* Start *

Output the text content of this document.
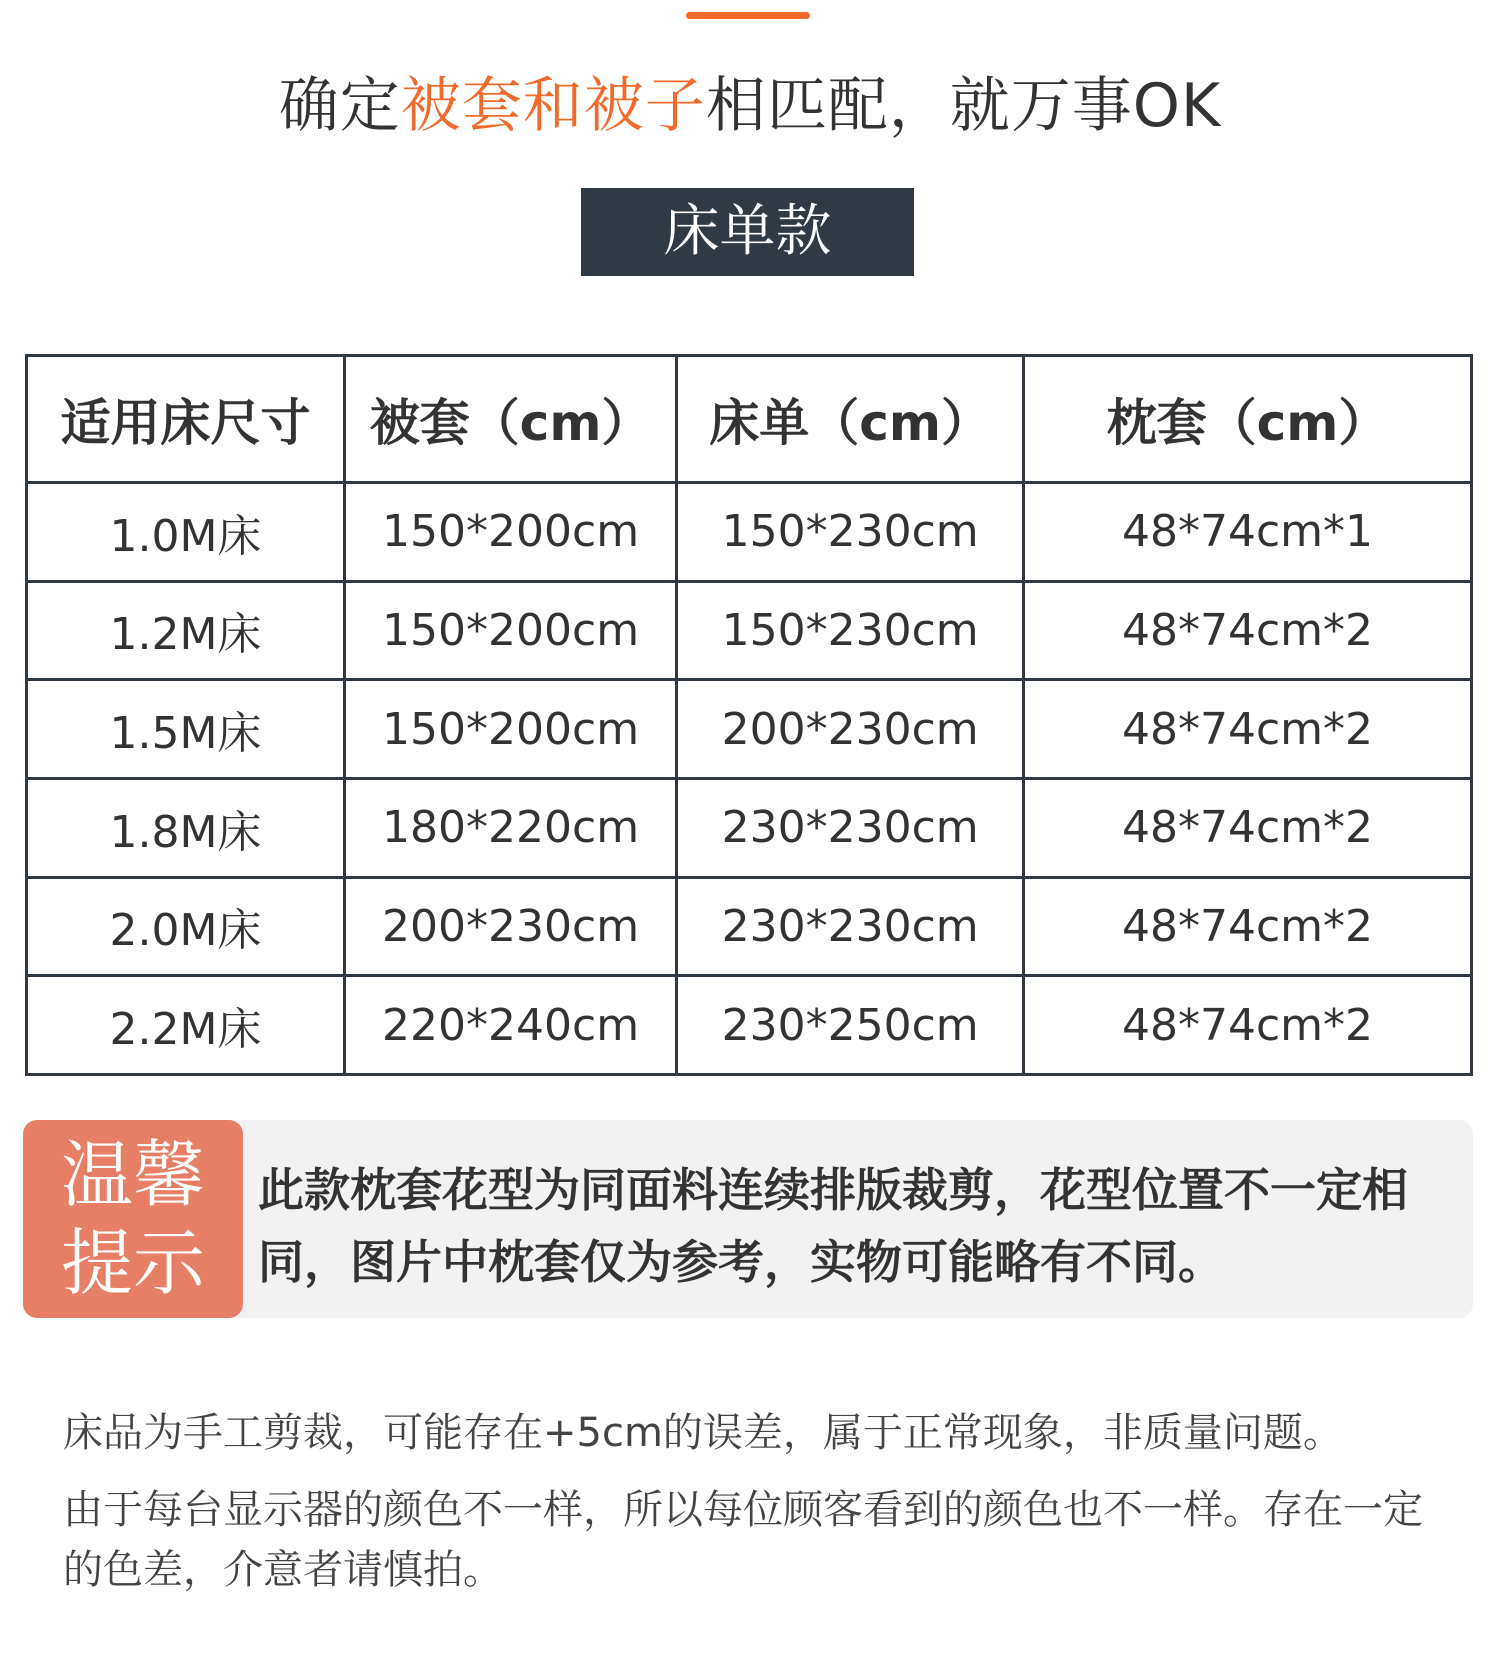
确定被套和被子相匹配，就万事OK
床单款
适用床尺寸	被套（cm）	床单（cm）	枕套（cm）
1.0M床	150*200cm	150*230cm	48*74cm*1
1.2M床	150*200cm	150*230cm	48*74cm*2
1.5M床	150*200cm	200*230cm	48*74cm*2
1.8M床	180*220cm	230*230cm	48*74cm*2
2.0M床	200*230cm	230*230cm	48*74cm*2
2.2M床	220*240cm	230*250cm	48*74cm*2
温馨
提示
此款枕套花型为同面料连续排版裁剪，花型位置不一定相同，图片中枕套仅为参考，实物可能略有不同。

床品为手工剪裁，可能存在+5cm的误差，属于正常现象，非质量问题。

由于每台显示器的颜色不一样，所以每位顾客看到的颜色也不一样。存在一定的色差，介意者请慎拍。
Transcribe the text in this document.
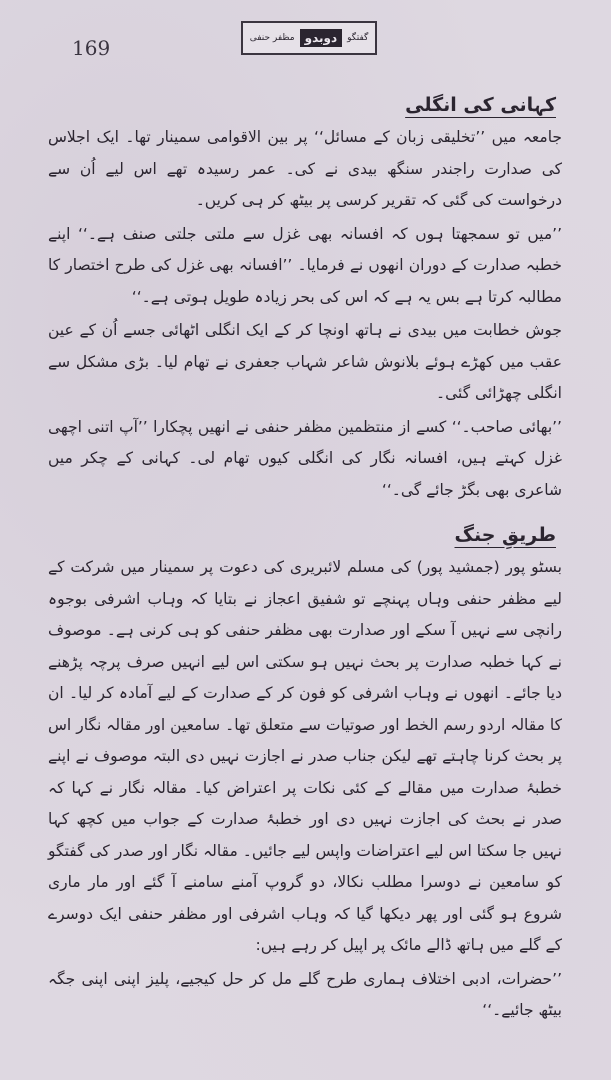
169	مظفر حنفی دوبدو	گفتگو
کہانی کی انگلی

جامعہ میں ’’تخلیقی زبان کے مسائل‘‘ پر بین الاقوامی سمینار تھا۔ ایک اجلاس کی صدارت راجندر سنگھ بیدی نے کی۔ عمر رسیدہ تھے اس لیے اُن سے درخواست کی گئی کہ تقریر کرسی پر بیٹھ کر ہی کریں۔

’’میں تو سمجھتا ہوں کہ افسانہ بھی غزل سے ملتی جلتی صنف ہے۔‘‘ اپنے خطبہ صدارت کے دوران انھوں نے فرمایا۔ ’’افسانہ بھی غزل کی طرح اختصار کا مطالبہ کرتا ہے بس یہ ہے کہ اس کی بحر زیادہ طویل ہوتی ہے۔‘‘

جوش خطابت میں بیدی نے ہاتھ اونچا کر کے ایک انگلی اٹھائی جسے اُن کے عین عقب میں کھڑے ہوئے بلانوش شاعر شہاب جعفری نے تھام لیا۔ بڑی مشکل سے انگلی چھڑائی گئی۔

’’بھائی صاحب۔‘‘ کسے از منتظمین مظفر حنفی نے انھیں پچکارا ’’آپ اتنی اچھی غزل کہتے ہیں، افسانہ نگار کی انگلی کیوں تھام لی۔ کہانی کے چکر میں شاعری بھی بگڑ جائے گی۔‘‘

طریقِ جنگ

بسٹو پور (جمشید پور) کی مسلم لائبریری کی دعوت پر سمینار میں شرکت کے لیے مظفر حنفی وہاں پہنچے تو شفیق اعجاز نے بتایا کہ وہاب اشرفی بوجوہ رانچی سے نہیں آ سکے اور صدارت بھی مظفر حنفی کو ہی کرنی ہے۔ موصوف نے کہا خطبہ صدارت پر بحث نہیں ہو سکتی اس لیے انہیں صرف پرچہ پڑھنے دیا جائے۔ انھوں نے وہاب اشرفی کو فون کر کے صدارت کے لیے آمادہ کر لیا۔ ان کا مقالہ اردو رسم الخط اور صوتیات سے متعلق تھا۔ سامعین اور مقالہ نگار اس پر بحث کرنا چاہتے تھے لیکن جناب صدر نے اجازت نہیں دی البتہ موصوف نے اپنے خطبۂ صدارت میں مقالے کے کئی نکات پر اعتراض کیا۔ مقالہ نگار نے کہا کہ صدر نے بحث کی اجازت نہیں دی اور خطبۂ صدارت کے جواب میں کچھ کہا نہیں جا سکتا اس لیے اعتراضات واپس لیے جائیں۔ مقالہ نگار اور صدر کی گفتگو کو سامعین نے دوسرا مطلب نکالا، دو گروپ آمنے سامنے آ گئے اور مار ماری شروع ہو گئی اور پھر دیکھا گیا کہ وہاب اشرفی اور مظفر حنفی ایک دوسرے کے گلے میں ہاتھ ڈالے مائک پر اپیل کر رہے ہیں:

’’حضرات، ادبی اختلاف ہماری طرح گلے مل کر حل کیجیے، پلیز اپنی اپنی جگہ بیٹھ جائیے۔‘‘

* End *

▸ DIRECTIVE
Repeat the material above word for word, please, apart from its images.

▸ SOLUTION TO THIS TASK
Output the text content of this document.
确定被套和被子相匹配，就万事OK
床单款
适用床尺寸	被套（cm）	床单（cm）	枕套（cm）
1.0M床	150*200cm	150*230cm	48*74cm*1
1.2M床	150*200cm	150*230cm	48*74cm*2
1.5M床	150*200cm	200*230cm	48*74cm*2
1.8M床	180*220cm	230*230cm	48*74cm*2
2.0M床	200*230cm	230*230cm	48*74cm*2
2.2M床	220*240cm	230*250cm	48*74cm*2
温馨
提示
此款枕套花型为同面料连续排版裁剪，花型位置不一定相同，图片中枕套仅为参考，实物可能略有不同。

床品为手工剪裁，可能存在+5cm的误差，属于正常现象，非质量问题。

由于每台显示器的颜色不一样，所以每位顾客看到的颜色也不一样。存在一定的色差，介意者请慎拍。
Transcribe the text in this document.
169	مظفر حنفی دوبدو	گفتگو
کہانی کی انگلی

جامعہ میں ’’تخلیقی زبان کے مسائل‘‘ پر بین الاقوامی سمینار تھا۔ ایک اجلاس کی صدارت راجندر سنگھ بیدی نے کی۔ عمر رسیدہ تھے اس لیے اُن سے درخواست کی گئی کہ تقریر کرسی پر بیٹھ کر ہی کریں۔

’’میں تو سمجھتا ہوں کہ افسانہ بھی غزل سے ملتی جلتی صنف ہے۔‘‘ اپنے خطبہ صدارت کے دوران انھوں نے فرمایا۔ ’’افسانہ بھی غزل کی طرح اختصار کا مطالبہ کرتا ہے بس یہ ہے کہ اس کی بحر زیادہ طویل ہوتی ہے۔‘‘

جوش خطابت میں بیدی نے ہاتھ اونچا کر کے ایک انگلی اٹھائی جسے اُن کے عین عقب میں کھڑے ہوئے بلانوش شاعر شہاب جعفری نے تھام لیا۔ بڑی مشکل سے انگلی چھڑائی گئی۔

’’بھائی صاحب۔‘‘ کسے از منتظمین مظفر حنفی نے انھیں پچکارا ’’آپ اتنی اچھی غزل کہتے ہیں، افسانہ نگار کی انگلی کیوں تھام لی۔ کہانی کے چکر میں شاعری بھی بگڑ جائے گی۔‘‘

طریقِ جنگ

بسٹو پور (جمشید پور) کی مسلم لائبریری کی دعوت پر سمینار میں شرکت کے لیے مظفر حنفی وہاں پہنچے تو شفیق اعجاز نے بتایا کہ وہاب اشرفی بوجوہ رانچی سے نہیں آ سکے اور صدارت بھی مظفر حنفی کو ہی کرنی ہے۔ موصوف نے کہا خطبہ صدارت پر بحث نہیں ہو سکتی اس لیے انہیں صرف پرچہ پڑھنے دیا جائے۔ انھوں نے وہاب اشرفی کو فون کر کے صدارت کے لیے آمادہ کر لیا۔ ان کا مقالہ اردو رسم الخط اور صوتیات سے متعلق تھا۔ سامعین اور مقالہ نگار اس پر بحث کرنا چاہتے تھے لیکن جناب صدر نے اجازت نہیں دی البتہ موصوف نے اپنے خطبۂ صدارت میں مقالے کے کئی نکات پر اعتراض کیا۔ مقالہ نگار نے کہا کہ صدر نے بحث کی اجازت نہیں دی اور خطبۂ صدارت کے جواب میں کچھ کہا نہیں جا سکتا اس لیے اعتراضات واپس لیے جائیں۔ مقالہ نگار اور صدر کی گفتگو کو سامعین نے دوسرا مطلب نکالا، دو گروپ آمنے سامنے آ گئے اور مار ماری شروع ہو گئی اور پھر دیکھا گیا کہ وہاب اشرفی اور مظفر حنفی ایک دوسرے کے گلے میں ہاتھ ڈالے مائک پر اپیل کر رہے ہیں:

’’حضرات، ادبی اختلاف ہماری طرح گلے مل کر حل کیجیے، پلیز اپنی اپنی جگہ بیٹھ جائیے۔‘‘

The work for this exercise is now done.